• **Problem requirements**
Will you give every entry again exactly as it stands?

• **Task material**
------

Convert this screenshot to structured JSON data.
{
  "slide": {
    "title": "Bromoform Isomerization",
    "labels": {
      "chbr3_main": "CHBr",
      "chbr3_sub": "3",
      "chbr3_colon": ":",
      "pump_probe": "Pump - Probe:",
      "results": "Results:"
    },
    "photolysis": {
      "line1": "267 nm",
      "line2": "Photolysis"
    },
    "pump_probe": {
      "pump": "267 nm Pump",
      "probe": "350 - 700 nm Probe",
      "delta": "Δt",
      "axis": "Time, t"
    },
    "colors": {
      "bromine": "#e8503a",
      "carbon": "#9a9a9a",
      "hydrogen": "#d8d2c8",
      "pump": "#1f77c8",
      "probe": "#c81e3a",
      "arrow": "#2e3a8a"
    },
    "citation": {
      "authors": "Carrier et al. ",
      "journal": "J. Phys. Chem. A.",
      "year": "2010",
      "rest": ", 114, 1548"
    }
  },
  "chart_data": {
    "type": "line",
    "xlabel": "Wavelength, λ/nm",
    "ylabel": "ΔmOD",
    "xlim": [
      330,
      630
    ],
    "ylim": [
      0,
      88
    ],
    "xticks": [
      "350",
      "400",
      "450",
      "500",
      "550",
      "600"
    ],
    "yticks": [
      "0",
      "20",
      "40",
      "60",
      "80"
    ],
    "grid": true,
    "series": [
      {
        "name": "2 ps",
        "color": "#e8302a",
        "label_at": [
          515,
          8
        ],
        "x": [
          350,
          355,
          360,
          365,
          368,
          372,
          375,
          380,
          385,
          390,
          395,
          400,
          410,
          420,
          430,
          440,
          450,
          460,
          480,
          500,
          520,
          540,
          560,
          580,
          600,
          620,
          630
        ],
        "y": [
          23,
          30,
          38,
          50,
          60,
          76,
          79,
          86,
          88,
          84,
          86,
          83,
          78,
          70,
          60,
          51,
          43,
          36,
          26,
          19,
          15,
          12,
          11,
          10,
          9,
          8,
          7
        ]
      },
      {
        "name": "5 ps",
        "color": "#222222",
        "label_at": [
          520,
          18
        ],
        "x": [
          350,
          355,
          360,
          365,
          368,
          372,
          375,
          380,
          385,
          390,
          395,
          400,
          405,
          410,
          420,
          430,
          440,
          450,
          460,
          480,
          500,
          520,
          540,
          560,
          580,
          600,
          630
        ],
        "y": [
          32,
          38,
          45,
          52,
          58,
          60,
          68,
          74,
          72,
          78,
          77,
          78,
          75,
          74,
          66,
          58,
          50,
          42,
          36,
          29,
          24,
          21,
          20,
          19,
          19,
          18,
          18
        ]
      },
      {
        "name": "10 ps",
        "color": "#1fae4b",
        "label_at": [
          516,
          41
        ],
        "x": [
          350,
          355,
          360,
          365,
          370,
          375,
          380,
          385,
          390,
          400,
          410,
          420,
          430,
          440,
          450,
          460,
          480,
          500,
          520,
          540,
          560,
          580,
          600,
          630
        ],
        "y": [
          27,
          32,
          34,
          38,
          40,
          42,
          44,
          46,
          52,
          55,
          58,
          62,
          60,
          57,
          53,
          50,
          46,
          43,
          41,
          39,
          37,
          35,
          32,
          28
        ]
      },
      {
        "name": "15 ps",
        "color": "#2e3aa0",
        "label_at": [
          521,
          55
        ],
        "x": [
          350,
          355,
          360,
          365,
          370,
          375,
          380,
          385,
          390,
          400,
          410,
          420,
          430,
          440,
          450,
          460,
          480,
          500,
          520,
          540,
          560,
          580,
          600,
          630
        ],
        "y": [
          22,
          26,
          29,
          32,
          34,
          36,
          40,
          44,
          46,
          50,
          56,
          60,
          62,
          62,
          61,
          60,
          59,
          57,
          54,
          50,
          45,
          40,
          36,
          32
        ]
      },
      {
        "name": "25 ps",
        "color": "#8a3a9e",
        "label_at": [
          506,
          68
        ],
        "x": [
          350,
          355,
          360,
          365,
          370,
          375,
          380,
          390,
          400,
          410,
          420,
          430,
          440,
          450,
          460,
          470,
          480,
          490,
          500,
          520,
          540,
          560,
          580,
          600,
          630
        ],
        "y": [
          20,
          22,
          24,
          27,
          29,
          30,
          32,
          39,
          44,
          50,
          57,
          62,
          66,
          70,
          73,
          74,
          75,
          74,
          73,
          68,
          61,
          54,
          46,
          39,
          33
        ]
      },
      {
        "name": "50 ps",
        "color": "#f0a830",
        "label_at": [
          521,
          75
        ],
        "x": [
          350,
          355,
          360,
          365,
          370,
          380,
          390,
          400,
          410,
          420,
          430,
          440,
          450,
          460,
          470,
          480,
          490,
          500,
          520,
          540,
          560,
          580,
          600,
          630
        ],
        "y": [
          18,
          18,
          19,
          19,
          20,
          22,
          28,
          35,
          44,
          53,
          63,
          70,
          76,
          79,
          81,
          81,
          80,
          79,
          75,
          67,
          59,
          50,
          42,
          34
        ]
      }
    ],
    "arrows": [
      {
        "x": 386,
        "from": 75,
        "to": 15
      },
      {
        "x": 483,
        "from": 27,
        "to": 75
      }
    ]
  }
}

------

• **Problem solution**
Convert this screenshot to structured JSON data.
{
  "slide": {
    "title": "Bromoform Isomerization",
    "labels": {
      "chbr3_main": "CHBr",
      "chbr3_sub": "3",
      "chbr3_colon": ":",
      "pump_probe": "Pump - Probe:",
      "results": "Results:"
    },
    "photolysis": {
      "line1": "267 nm",
      "line2": "Photolysis"
    },
    "pump_probe": {
      "pump": "267 nm Pump",
      "probe": "350 - 700 nm Probe",
      "delta": "Δt",
      "axis": "Time, t"
    },
    "colors": {
      "bromine": "#e8503a",
      "carbon": "#9a9a9a",
      "hydrogen": "#d8d2c8",
      "pump": "#1f77c8",
      "probe": "#c81e3a",
      "arrow": "#2e3a8a"
    },
    "citation": {
      "authors": "Carrier et al. ",
      "journal": "J. Phys. Chem. A.",
      "year": "2010",
      "rest": ", 114, 1548"
    }
  },
  "chart_data": {
    "type": "line",
    "xlabel": "Wavelength, λ/nm",
    "ylabel": "ΔmOD",
    "xlim": [
      330,
      630
    ],
    "ylim": [
      0,
      88
    ],
    "xticks": [
      "350",
      "400",
      "450",
      "500",
      "550",
      "600"
    ],
    "yticks": [
      "0",
      "20",
      "40",
      "60",
      "80"
    ],
    "grid": true,
    "series": [
      {
        "name": "2 ps",
        "color": "#e8302a",
        "label_at": [
          515,
          8
        ],
        "x": [
          350,
          355,
          360,
          365,
          368,
          372,
          375,
          380,
          385,
          390,
          395,
          400,
          410,
          420,
          430,
          440,
          450,
          460,
          480,
          500,
          520,
          540,
          560,
          580,
          600,
          620,
          630
        ],
        "y": [
          23,
          30,
          38,
          50,
          60,
          76,
          79,
          86,
          88,
          84,
          86,
          83,
          78,
          70,
          60,
          51,
          43,
          36,
          26,
          19,
          15,
          12,
          11,
          10,
          9,
          8,
          7
        ]
      },
      {
        "name": "5 ps",
        "color": "#222222",
        "label_at": [
          520,
          18
        ],
        "x": [
          350,
          355,
          360,
          365,
          368,
          372,
          375,
          380,
          385,
          390,
          395,
          400,
          405,
          410,
          420,
          430,
          440,
          450,
          460,
          480,
          500,
          520,
          540,
          560,
          580,
          600,
          630
        ],
        "y": [
          32,
          38,
          45,
          52,
          58,
          60,
          68,
          74,
          72,
          78,
          77,
          78,
          75,
          74,
          66,
          58,
          50,
          42,
          36,
          29,
          24,
          21,
          20,
          19,
          19,
          18,
          18
        ]
      },
      {
        "name": "10 ps",
        "color": "#1fae4b",
        "label_at": [
          516,
          41
        ],
        "x": [
          350,
          355,
          360,
          365,
          370,
          375,
          380,
          385,
          390,
          400,
          410,
          420,
          430,
          440,
          450,
          460,
          480,
          500,
          520,
          540,
          560,
          580,
          600,
          630
        ],
        "y": [
          27,
          32,
          34,
          38,
          40,
          42,
          44,
          46,
          52,
          55,
          58,
          62,
          60,
          57,
          53,
          50,
          46,
          43,
          41,
          39,
          37,
          35,
          32,
          28
        ]
      },
      {
        "name": "15 ps",
        "color": "#2e3aa0",
        "label_at": [
          521,
          55
        ],
        "x": [
          350,
          355,
          360,
          365,
          370,
          375,
          380,
          385,
          390,
          400,
          410,
          420,
          430,
          440,
          450,
          460,
          480,
          500,
          520,
          540,
          560,
          580,
          600,
          630
        ],
        "y": [
          22,
          26,
          29,
          32,
          34,
          36,
          40,
          44,
          46,
          50,
          56,
          60,
          62,
          62,
          61,
          60,
          59,
          57,
          54,
          50,
          45,
          40,
          36,
          32
        ]
      },
      {
        "name": "25 ps",
        "color": "#8a3a9e",
        "label_at": [
          506,
          68
        ],
        "x": [
          350,
          355,
          360,
          365,
          370,
          375,
          380,
          390,
          400,
          410,
          420,
          430,
          440,
          450,
          460,
          470,
          480,
          490,
          500,
          520,
          540,
          560,
          580,
          600,
          630
        ],
        "y": [
          20,
          22,
          24,
          27,
          29,
          30,
          32,
          39,
          44,
          50,
          57,
          62,
          66,
          70,
          73,
          74,
          75,
          74,
          73,
          68,
          61,
          54,
          46,
          39,
          33
        ]
      },
      {
        "name": "50 ps",
        "color": "#f0a830",
        "label_at": [
          521,
          75
        ],
        "x": [
          350,
          355,
          360,
          365,
          370,
          380,
          390,
          400,
          410,
          420,
          430,
          440,
          450,
          460,
          470,
          480,
          490,
          500,
          520,
          540,
          560,
          580,
          600,
          630
        ],
        "y": [
          18,
          18,
          19,
          19,
          20,
          22,
          28,
          35,
          44,
          53,
          63,
          70,
          76,
          79,
          81,
          81,
          80,
          79,
          75,
          67,
          59,
          50,
          42,
          34
        ]
      }
    ],
    "arrows": [
      {
        "x": 386,
        "from": 75,
        "to": 15
      },
      {
        "x": 483,
        "from": 27,
        "to": 75
      }
    ]
  }
}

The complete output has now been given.